Rows →
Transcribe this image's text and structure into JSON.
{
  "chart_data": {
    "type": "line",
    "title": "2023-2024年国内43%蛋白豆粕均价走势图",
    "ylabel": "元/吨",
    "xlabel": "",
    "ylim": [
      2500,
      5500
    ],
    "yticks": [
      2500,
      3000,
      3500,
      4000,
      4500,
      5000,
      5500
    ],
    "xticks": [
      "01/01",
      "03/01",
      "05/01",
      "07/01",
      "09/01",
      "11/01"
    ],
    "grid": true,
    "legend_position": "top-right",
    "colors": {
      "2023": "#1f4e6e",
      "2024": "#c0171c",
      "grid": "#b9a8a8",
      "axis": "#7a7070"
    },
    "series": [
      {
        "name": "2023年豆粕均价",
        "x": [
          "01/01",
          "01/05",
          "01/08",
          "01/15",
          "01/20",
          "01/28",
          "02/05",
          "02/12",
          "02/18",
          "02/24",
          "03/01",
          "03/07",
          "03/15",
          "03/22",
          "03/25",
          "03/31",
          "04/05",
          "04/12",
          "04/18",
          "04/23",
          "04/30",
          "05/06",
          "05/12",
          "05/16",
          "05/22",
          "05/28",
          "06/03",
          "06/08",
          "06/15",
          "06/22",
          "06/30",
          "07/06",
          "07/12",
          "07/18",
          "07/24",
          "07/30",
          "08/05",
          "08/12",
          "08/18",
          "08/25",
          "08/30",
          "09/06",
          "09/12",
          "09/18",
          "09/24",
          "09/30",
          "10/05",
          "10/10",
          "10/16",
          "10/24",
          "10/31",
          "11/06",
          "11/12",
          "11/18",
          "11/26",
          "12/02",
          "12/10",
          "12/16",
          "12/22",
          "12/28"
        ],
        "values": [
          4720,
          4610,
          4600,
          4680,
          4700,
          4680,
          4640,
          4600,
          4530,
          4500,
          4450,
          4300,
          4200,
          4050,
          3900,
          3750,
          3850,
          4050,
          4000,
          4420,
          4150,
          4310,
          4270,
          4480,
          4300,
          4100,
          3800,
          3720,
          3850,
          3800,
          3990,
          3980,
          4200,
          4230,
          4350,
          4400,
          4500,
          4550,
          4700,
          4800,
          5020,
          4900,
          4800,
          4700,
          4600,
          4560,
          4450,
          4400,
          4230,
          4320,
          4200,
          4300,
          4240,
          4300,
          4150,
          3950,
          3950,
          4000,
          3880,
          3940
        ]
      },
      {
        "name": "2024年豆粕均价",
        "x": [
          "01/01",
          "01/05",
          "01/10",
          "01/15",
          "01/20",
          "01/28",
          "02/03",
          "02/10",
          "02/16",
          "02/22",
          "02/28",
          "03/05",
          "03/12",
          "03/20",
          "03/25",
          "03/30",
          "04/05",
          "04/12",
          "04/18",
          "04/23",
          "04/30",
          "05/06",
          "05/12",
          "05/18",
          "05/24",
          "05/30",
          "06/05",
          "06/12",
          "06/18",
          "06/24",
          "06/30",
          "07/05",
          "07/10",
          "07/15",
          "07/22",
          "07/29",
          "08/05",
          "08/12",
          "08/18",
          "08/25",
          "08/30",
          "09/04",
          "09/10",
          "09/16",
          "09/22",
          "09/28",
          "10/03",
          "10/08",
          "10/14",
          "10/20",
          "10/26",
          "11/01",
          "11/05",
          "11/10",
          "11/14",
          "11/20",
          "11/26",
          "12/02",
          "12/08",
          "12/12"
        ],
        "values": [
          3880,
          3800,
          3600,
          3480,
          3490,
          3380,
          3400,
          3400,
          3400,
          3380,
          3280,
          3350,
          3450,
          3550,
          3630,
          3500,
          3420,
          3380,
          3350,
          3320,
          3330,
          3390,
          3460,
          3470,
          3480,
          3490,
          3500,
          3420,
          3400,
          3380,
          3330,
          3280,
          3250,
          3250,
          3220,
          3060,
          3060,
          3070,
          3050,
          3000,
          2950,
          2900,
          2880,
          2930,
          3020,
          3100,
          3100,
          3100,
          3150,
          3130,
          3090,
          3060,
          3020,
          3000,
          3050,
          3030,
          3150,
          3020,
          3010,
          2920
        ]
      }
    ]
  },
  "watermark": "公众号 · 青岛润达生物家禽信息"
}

Task directions →
Write out every entry word for word.

Response →
Transcribe this image's text and structure into JSON.
{
  "chart_data": {
    "type": "line",
    "title": "2023-2024年国内43%蛋白豆粕均价走势图",
    "ylabel": "元/吨",
    "xlabel": "",
    "ylim": [
      2500,
      5500
    ],
    "yticks": [
      2500,
      3000,
      3500,
      4000,
      4500,
      5000,
      5500
    ],
    "xticks": [
      "01/01",
      "03/01",
      "05/01",
      "07/01",
      "09/01",
      "11/01"
    ],
    "grid": true,
    "legend_position": "top-right",
    "colors": {
      "2023": "#1f4e6e",
      "2024": "#c0171c",
      "grid": "#b9a8a8",
      "axis": "#7a7070"
    },
    "series": [
      {
        "name": "2023年豆粕均价",
        "x": [
          "01/01",
          "01/05",
          "01/08",
          "01/15",
          "01/20",
          "01/28",
          "02/05",
          "02/12",
          "02/18",
          "02/24",
          "03/01",
          "03/07",
          "03/15",
          "03/22",
          "03/25",
          "03/31",
          "04/05",
          "04/12",
          "04/18",
          "04/23",
          "04/30",
          "05/06",
          "05/12",
          "05/16",
          "05/22",
          "05/28",
          "06/03",
          "06/08",
          "06/15",
          "06/22",
          "06/30",
          "07/06",
          "07/12",
          "07/18",
          "07/24",
          "07/30",
          "08/05",
          "08/12",
          "08/18",
          "08/25",
          "08/30",
          "09/06",
          "09/12",
          "09/18",
          "09/24",
          "09/30",
          "10/05",
          "10/10",
          "10/16",
          "10/24",
          "10/31",
          "11/06",
          "11/12",
          "11/18",
          "11/26",
          "12/02",
          "12/10",
          "12/16",
          "12/22",
          "12/28"
        ],
        "values": [
          4720,
          4610,
          4600,
          4680,
          4700,
          4680,
          4640,
          4600,
          4530,
          4500,
          4450,
          4300,
          4200,
          4050,
          3900,
          3750,
          3850,
          4050,
          4000,
          4420,
          4150,
          4310,
          4270,
          4480,
          4300,
          4100,
          3800,
          3720,
          3850,
          3800,
          3990,
          3980,
          4200,
          4230,
          4350,
          4400,
          4500,
          4550,
          4700,
          4800,
          5020,
          4900,
          4800,
          4700,
          4600,
          4560,
          4450,
          4400,
          4230,
          4320,
          4200,
          4300,
          4240,
          4300,
          4150,
          3950,
          3950,
          4000,
          3880,
          3940
        ]
      },
      {
        "name": "2024年豆粕均价",
        "x": [
          "01/01",
          "01/05",
          "01/10",
          "01/15",
          "01/20",
          "01/28",
          "02/03",
          "02/10",
          "02/16",
          "02/22",
          "02/28",
          "03/05",
          "03/12",
          "03/20",
          "03/25",
          "03/30",
          "04/05",
          "04/12",
          "04/18",
          "04/23",
          "04/30",
          "05/06",
          "05/12",
          "05/18",
          "05/24",
          "05/30",
          "06/05",
          "06/12",
          "06/18",
          "06/24",
          "06/30",
          "07/05",
          "07/10",
          "07/15",
          "07/22",
          "07/29",
          "08/05",
          "08/12",
          "08/18",
          "08/25",
          "08/30",
          "09/04",
          "09/10",
          "09/16",
          "09/22",
          "09/28",
          "10/03",
          "10/08",
          "10/14",
          "10/20",
          "10/26",
          "11/01",
          "11/05",
          "11/10",
          "11/14",
          "11/20",
          "11/26",
          "12/02",
          "12/08",
          "12/12"
        ],
        "values": [
          3880,
          3800,
          3600,
          3480,
          3490,
          3380,
          3400,
          3400,
          3400,
          3380,
          3280,
          3350,
          3450,
          3550,
          3630,
          3500,
          3420,
          3380,
          3350,
          3320,
          3330,
          3390,
          3460,
          3470,
          3480,
          3490,
          3500,
          3420,
          3400,
          3380,
          3330,
          3280,
          3250,
          3250,
          3220,
          3060,
          3060,
          3070,
          3050,
          3000,
          2950,
          2900,
          2880,
          2930,
          3020,
          3100,
          3100,
          3100,
          3150,
          3130,
          3090,
          3060,
          3020,
          3000,
          3050,
          3030,
          3150,
          3020,
          3010,
          2920
        ]
      }
    ]
  },
  "watermark": "公众号 · 青岛润达生物家禽信息"
}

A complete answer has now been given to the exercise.